Autor: Edson Santos.

Data: 12 de abril de 2019

   

1 – OBJETIVO:

Em agosto de 2014, o artigo “O lento progresso da competitividade na indústria de pagamento” teve como objetivo retratar a Indústria de Meios Eletrônicos de Pagamento no Varejo quanto ao cenário competitivo, players relevantes e barreiras de atuação. Hoje, pretendemos revisar as mudanças ocorridas nos últimos 5 anos; entender a evolução da indústria de pagamentos e avaliar a competitividade no setor.

Com base nas análises expostas neste artigo, fica evidente que houve um progresso importante no ambiente competitivo. As ações pontuais do Banco Central do Brasil, assim como do Conselho Administrativo de Defesa Econômica – CADE, atacaram algumas barreiras importantes que apontamos em 2014. Entretanto, também é fato que a demora na implantação das reformas deixa evidente que esse progresso, ainda que importante, foi relativamente lento. Além disso, alguns dos problemas apontados em agosto de 2014 ainda estão sem solução, como será mostrado a seguir.

2 – CENÁRIO COMPETITIVO ATUAL:

Em 2014, contávamos com um total de 6 Credenciadoras em operação. Cielo e Rede juntas tinham cerca de 90% de market share; GetNet cerca de 6%; e as outras empresas que entraram no mercado – as brasileiras Banrisul (Vero), PAGSeguro e Stone Pagamentos e as americanas Elavon e Global Payments – que somadas tiveram uma participação menor que a GetNet, terceira maior adquirente. No início de 2019, chegamos a 16 Credenciadoras operando ou em início de operações no Brasil.

# Lista de tarefas:
a – De acordo com o texto fornecido, quantas Credenciadoras estavam em operação no Brasil em 2014?
b – Atualize o trecho do texto fornecido que vai de "Em agosto de 2014, o" até "competitividade no setor.", trocando "cenário competitivo" por "ambiente concorrencial".

# Informações extraídas:
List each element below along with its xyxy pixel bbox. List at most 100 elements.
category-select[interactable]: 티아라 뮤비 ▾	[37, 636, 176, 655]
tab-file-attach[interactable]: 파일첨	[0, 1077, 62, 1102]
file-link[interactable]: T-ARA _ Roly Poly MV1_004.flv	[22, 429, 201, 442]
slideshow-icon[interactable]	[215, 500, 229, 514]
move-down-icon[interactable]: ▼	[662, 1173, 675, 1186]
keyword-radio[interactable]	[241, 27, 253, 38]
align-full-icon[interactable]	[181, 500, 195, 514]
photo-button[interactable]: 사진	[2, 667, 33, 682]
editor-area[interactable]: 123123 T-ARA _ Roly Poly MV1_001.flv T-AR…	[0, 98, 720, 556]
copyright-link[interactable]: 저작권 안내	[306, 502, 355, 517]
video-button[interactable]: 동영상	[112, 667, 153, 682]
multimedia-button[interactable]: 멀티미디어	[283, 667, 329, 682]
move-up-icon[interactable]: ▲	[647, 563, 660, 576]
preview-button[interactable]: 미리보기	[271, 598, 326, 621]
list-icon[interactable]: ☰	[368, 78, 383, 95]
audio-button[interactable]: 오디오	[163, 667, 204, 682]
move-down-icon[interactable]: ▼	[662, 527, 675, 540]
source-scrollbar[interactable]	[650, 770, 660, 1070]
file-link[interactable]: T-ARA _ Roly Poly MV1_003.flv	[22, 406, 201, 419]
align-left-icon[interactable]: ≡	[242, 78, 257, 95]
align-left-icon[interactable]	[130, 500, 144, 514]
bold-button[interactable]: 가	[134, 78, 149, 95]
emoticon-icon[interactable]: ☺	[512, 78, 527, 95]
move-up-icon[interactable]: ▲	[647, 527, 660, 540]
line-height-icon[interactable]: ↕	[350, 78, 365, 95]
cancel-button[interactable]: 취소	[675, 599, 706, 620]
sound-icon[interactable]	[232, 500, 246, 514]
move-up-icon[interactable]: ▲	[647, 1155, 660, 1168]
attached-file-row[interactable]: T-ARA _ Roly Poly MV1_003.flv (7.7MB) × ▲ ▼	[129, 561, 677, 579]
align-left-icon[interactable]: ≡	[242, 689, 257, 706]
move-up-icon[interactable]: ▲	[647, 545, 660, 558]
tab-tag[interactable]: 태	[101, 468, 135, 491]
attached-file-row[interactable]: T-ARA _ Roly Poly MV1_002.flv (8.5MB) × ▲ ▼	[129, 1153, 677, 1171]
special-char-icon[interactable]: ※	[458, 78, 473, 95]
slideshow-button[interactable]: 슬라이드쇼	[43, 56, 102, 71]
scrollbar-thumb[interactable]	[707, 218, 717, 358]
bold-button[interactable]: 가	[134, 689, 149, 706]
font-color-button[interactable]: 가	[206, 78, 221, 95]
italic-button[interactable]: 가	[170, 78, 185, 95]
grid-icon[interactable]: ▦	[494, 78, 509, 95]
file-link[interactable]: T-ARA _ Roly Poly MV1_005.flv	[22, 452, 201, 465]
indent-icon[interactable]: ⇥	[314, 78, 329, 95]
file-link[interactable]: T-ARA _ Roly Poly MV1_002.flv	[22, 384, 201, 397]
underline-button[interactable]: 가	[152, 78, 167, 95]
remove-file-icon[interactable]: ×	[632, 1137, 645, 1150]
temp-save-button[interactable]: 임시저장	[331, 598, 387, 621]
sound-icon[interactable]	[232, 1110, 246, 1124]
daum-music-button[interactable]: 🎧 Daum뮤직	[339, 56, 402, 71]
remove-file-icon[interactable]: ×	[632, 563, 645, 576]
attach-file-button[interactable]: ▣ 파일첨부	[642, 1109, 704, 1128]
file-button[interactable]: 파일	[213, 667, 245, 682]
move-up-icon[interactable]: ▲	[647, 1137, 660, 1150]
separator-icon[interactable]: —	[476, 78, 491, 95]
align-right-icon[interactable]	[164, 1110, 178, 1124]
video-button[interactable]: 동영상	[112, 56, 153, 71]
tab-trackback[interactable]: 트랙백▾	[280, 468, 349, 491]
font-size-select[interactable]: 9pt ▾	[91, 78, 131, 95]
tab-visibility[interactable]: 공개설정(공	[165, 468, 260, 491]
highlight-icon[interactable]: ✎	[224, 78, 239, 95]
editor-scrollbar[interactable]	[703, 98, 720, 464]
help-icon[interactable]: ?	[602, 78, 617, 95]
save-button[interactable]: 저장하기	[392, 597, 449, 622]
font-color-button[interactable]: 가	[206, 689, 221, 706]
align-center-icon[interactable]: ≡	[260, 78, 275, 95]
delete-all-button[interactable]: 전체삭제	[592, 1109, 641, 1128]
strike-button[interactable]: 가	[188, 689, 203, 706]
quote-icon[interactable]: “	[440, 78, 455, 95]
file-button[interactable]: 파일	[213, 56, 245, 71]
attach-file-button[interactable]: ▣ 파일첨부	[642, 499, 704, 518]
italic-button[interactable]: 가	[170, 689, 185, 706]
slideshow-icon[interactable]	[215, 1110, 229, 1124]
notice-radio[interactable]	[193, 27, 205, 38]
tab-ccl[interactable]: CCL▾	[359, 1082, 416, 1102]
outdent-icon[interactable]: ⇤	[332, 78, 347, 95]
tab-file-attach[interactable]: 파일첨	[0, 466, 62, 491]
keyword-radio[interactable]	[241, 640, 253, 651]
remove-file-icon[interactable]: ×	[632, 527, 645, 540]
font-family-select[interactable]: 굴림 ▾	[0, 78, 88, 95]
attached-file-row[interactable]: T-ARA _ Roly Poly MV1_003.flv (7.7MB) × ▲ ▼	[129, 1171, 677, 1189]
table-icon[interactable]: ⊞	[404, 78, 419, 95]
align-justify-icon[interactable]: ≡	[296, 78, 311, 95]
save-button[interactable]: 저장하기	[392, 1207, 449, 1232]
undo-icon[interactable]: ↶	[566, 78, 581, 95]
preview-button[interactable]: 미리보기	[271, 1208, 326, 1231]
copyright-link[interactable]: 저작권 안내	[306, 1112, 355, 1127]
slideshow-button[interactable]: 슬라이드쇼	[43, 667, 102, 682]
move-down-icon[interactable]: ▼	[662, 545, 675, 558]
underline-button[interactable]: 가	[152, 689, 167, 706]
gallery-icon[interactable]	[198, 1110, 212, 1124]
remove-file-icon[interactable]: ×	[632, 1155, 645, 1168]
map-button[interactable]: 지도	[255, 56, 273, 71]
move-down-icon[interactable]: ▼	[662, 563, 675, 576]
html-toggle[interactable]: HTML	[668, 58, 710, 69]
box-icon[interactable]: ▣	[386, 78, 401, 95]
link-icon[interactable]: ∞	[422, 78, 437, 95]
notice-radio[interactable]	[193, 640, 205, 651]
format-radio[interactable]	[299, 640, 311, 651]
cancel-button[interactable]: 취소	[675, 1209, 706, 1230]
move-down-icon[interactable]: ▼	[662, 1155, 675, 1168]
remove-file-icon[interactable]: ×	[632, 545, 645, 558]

# Problemas resolvidos:
a – Seis Credenciadoras.

b –
Em agosto de 2014, o artigo “O lento progresso da competitividade na indústria de pagamento” teve como objetivo retratar a Indústria de Meios Eletrônicos de Pagamento no Varejo quanto ao ambiente concorrencial, players relevantes e barreiras de atuação. Hoje, pretendemos revisar as mudanças ocorridas nos últimos 5 anos; entender a evolução da indústria de pagamentos e avaliar a competitividade no setor.